### EXTRACT
# Staircase Refinishing



## Tkelly (Dec 9, 2008)

Gentlemen,

Does anyone have any thoughts on this.....

Customer had staircase and railing installed, stained(mahogany.cherry color) and finished about 6 years ago. Since then, the stain has changed to a more reddish color and the finish has started to peel off and bubble in some areas. The peeled off pieces look and feel like clear plastic. Is this a case of water based poly being applied over oil stained wood? I would think oil and water do not mix and thus peeled.

Customer wants to sand, re-stain and re-coat. I assume this is probably the way to go. But what are my chances of making this look great when I am done...matching the stain to existing trim work and having everything sanded completely , into corners etc. and looking good after re-polying.

I appreciate any input on this.

Thanks,
Tom


----------



## detroit687 (Sep 4, 2008)

yep you got your work cut out for you. The fein multimaster is great for sanding in tight corners. And you might want to start with a hardwood floor scraper to start with to get up some of the poly first. Its a nice looking balustrade, I think its going to look great when finished. 
The finishing is definetly beyond my scope I could see my self sanding and preping and letting some one that specializes in spraying have at it. Good luck hope to see some before and after pics


----------



## CarrPainting (Jun 29, 2010)

### DATASET ENTRIES
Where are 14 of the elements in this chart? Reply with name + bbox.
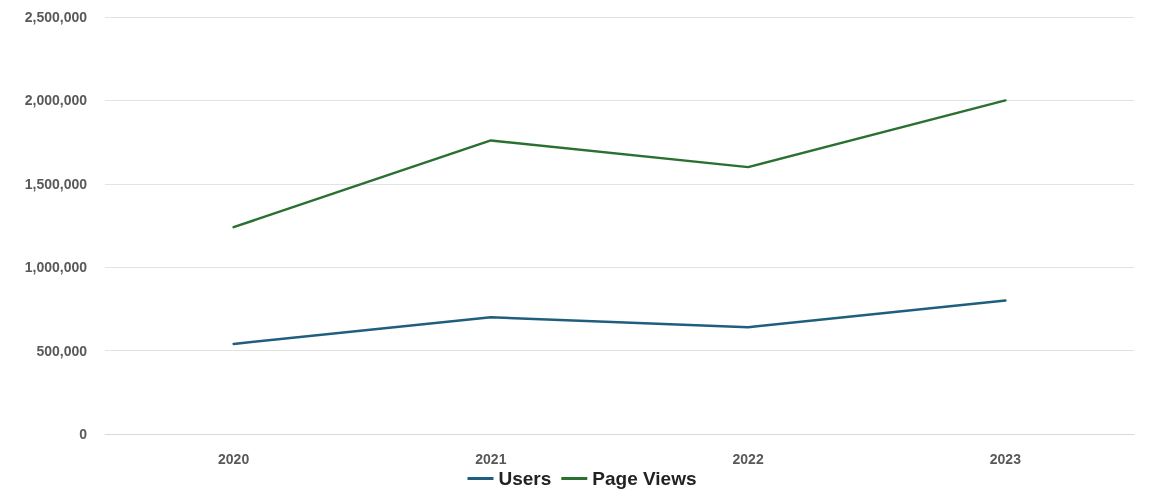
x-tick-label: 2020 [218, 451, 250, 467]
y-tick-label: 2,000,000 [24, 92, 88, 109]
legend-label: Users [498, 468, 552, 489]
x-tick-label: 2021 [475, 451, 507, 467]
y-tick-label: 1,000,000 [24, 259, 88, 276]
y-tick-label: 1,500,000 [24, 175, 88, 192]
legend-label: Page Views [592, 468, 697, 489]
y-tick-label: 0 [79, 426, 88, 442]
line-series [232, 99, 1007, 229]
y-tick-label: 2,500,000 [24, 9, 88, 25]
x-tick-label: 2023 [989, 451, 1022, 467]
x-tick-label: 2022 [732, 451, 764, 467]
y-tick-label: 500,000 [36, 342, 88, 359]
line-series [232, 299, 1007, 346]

### WHAT TO PRODUCE
Continue the staircase refinishing thread from the point at which it stops. The material comes from a source unrelated to the staircase refinishing thread.

### EXERCISE OUTPUT
you MIGHT want to consult with a hardwood floor guy, as they deal with wood and stains on a regular basis.


----------



## SuperiorHIP (Aug 15, 2010)

I've got one of these coming up soon, just not as bad as yours. This isnt something have done a lot and I am happy about that! My plan on mine is to sand what I can with the random orbital and then detail sander for the corners and chemical stripper on the detail work. My job has around 12' of handrail and a 15' long or so hand rail that I can take outside and refinish (screwed to the wall), and stair treads only.
Is there existing trim you are trying to match? If not you are pretty good to go, a red mahogany stain should get you started.


----------



## Gough (May 1, 2010)

Sanding this all down to re-stain would be a nightmare, especially since it would be nearly all hand-work. It looks as if only the finish has failed, so I'd spend some time working on a way to remove just that. We've encountered similar problems in the past and the simplest solution has been the handyman's secret weapon: duct tape. We've used it to remove all of the failed coating by sticking it on, then pulling if off, along with the failed coating. If that doesn't work, I'd try some stripper. In either case, I'd follow the removal of the failed coating with a seal coat of shellac and then a stain/toner to adjust the color before applying a new topcoat.


----------



## Pete'sfeets (Mar 20, 2011)

A seal coat of shellac? I thought that wasn't allowed under poly or would you use a top coat of waterbased. I'm a bit behind the times, not my post though, perhaps I'll just sit and watch for the end notes.


----------



## Gough (May 1, 2010)

Pete'sfeets said:


> A seal coat of shellac? I thought that wasn't allowed under poly or would you use a top coat of waterbased. I'm a bit behind the times, not my post though, perhaps I'll just sit and watch for the end notes.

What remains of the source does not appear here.